### [Textausschnitt]

#####

Thilo Schneider / 03.07.2021 / 10:00 / 65 / Seite ausdrucken

Einhornpastete für Annegret

Die Bundeswehr hatte einen ganz schlechten Monat: Zuerst wurden in Mali zwölf deutsche Soldaten bei einem Anschlag verletzt, dann hat sich die Bundeswehr fast schon klammheimlich aus Afghanistan zurückgezogen. Auf einen offiziellen Empfang der letzten Kriegsheimkehrer in Deutschland wurde verzichtet. Wegen Corona. Nicht, dass noch jemand krank wird. Das wäre schade. Der offizielle Empfang wurde auf Ende August verschoben.

In Afghanistan blieben 59 Kameraden, 35 durch Feindeinwirkung, 24 durch Unfälle, natürliche Tode oder Selbstmorde. In 20 Jahren wurden über 160.000 deutsche Soldaten und Soldatinnen durch die ISAF-Mission geschleust, mit teilweise mangelhaftem Material, mangelhafter Ausrüstung, mangelhaftem Auftrag und mangelhafter politischer Rückendeckung. „Nun waren sie halt da“, um eine berühmte Strategin zu zitieren. Der zu den beiden genannten Vorgängen im Juni leider keine zitierwürdigen Kommentare eingefallen sind. Ehrlich gesagt, sind ihr gar keine Kommentare dazu eingefallen, weil die Vorgesetzte der hoffnungslos überforderten Annegret Kramp-Karrenbauer das tut, was sie am Besten kann: schweigen. Wie zu ganz vielen Dingen. Welch große Philosophin und Weltendenkerin an der einsamen Spitze dieses Landes!

Nun sollten sowohl die Soldaten als auch deren regierungsamtliche Vorgesetzte und Parlamentarier diesen Einsatz auswerten und Problemstellungen benennen, um diese künftig zu vermeiden und zu beheben. Einen Irrtum in einem Beruf wie dem des Soldaten begeht man meist nur ein einziges Mal.

Und tatsächlich hat sich bereits ein furchtbares Problem ausfindig machen lassen, das künftig behoben werden wird: Das sogenannte EPa, die berühmt-berüchtigte „Ein-Mann-Packung“, soll umbenannt werden, weil der Name „den Grundsätzen der Gleichstellung widerspricht“. Das „Bundesamt für Infrastruktur, Umweltschutz und Dienstleistungen der Bundeswehr“ (kurz „BAIUDBw“, was es irgendwie auch nicht besser macht) ist derzeit damit beschäftigt, „einen Vorschlag für die Änderung des Begriffes zu erarbeiten“. Noch einmal in langsam: Es wird ein „Vorschlag“ zur Änderung des Begriffes „erarbeitet“. Darf ich als steuerzahlender Bürger dezent fragen, was diese Arbeit kostet? Zumal von einer Behörde, die sich selbst „BAIUDBw“ abkürzt? Dazu aber gleich mehr.

#####

### [Daten]
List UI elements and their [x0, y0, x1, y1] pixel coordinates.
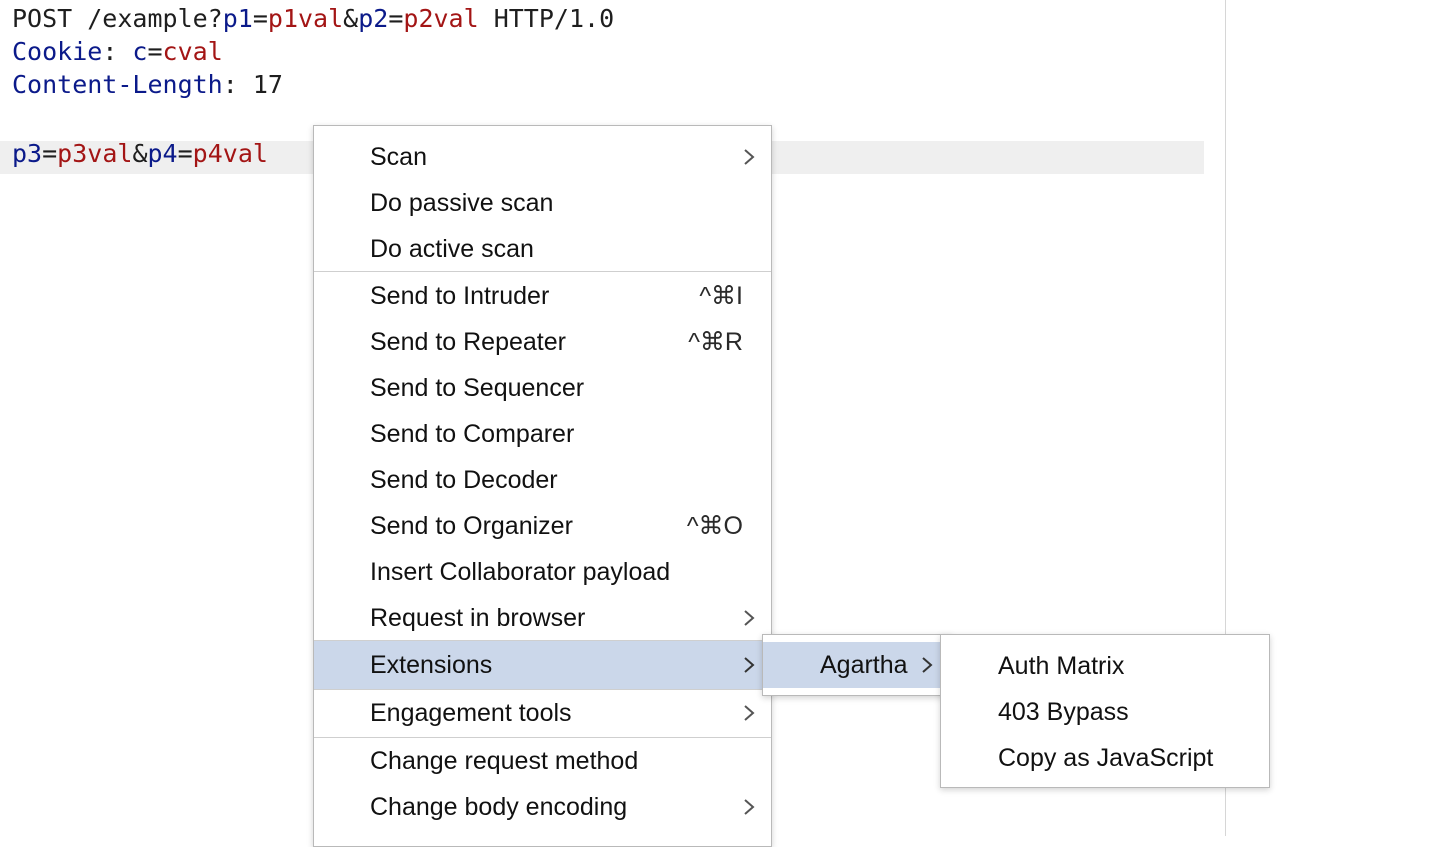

#####

### [Aufgabenstellung]
Schreib bitte den Text über die Bundeswehr im Anschluss an seinen letzten Satz weiter. Die Auflistung hat mit dem Text über die Bundeswehr nichts zu tun.

### [Ergebnis]
Den Vorgaben der Gleichstellung gerecht werden

Gut, seit 20 Jahren dienen auch Frauen in der Bundeswehr. In Afghanistan waren es von permanent rund 1.100 präsenten Soldaten rund 75 Soldatinnen (Stand April 2021), die das Glück oder Pech hatten, durch die malerischen Landschaften militärstreifen zu dürfen. War das nun eine Bevorzugung oder Benachteiligung? Gab es dazu irgendwelche Eingaben wegen mangelnder Frauenquote oder Benachteiligung?

Wenigstens eine Beschwerde muss es bezüglich des EPa gegeben haben. Von irgendwem. Sonst käme die BAIUDBw wohl kaum auf die Idee, das „EPa“ umzubenennen. War es ein Manöver, auf dem Frühobergefreite Uschi Krarrenbauer-Kamp auf ihr EPa starrte und verkündete: „Datt kannsch nisch essen, da tut nix von Frauen drauf schtehn un da ist auch wieder keine Jogurette bei“? Oder stand sie weinend bei der EPa-Ausgabe und bekam SCHON WIEDER MAL keine Ration, weil sie doch kein Mann ist?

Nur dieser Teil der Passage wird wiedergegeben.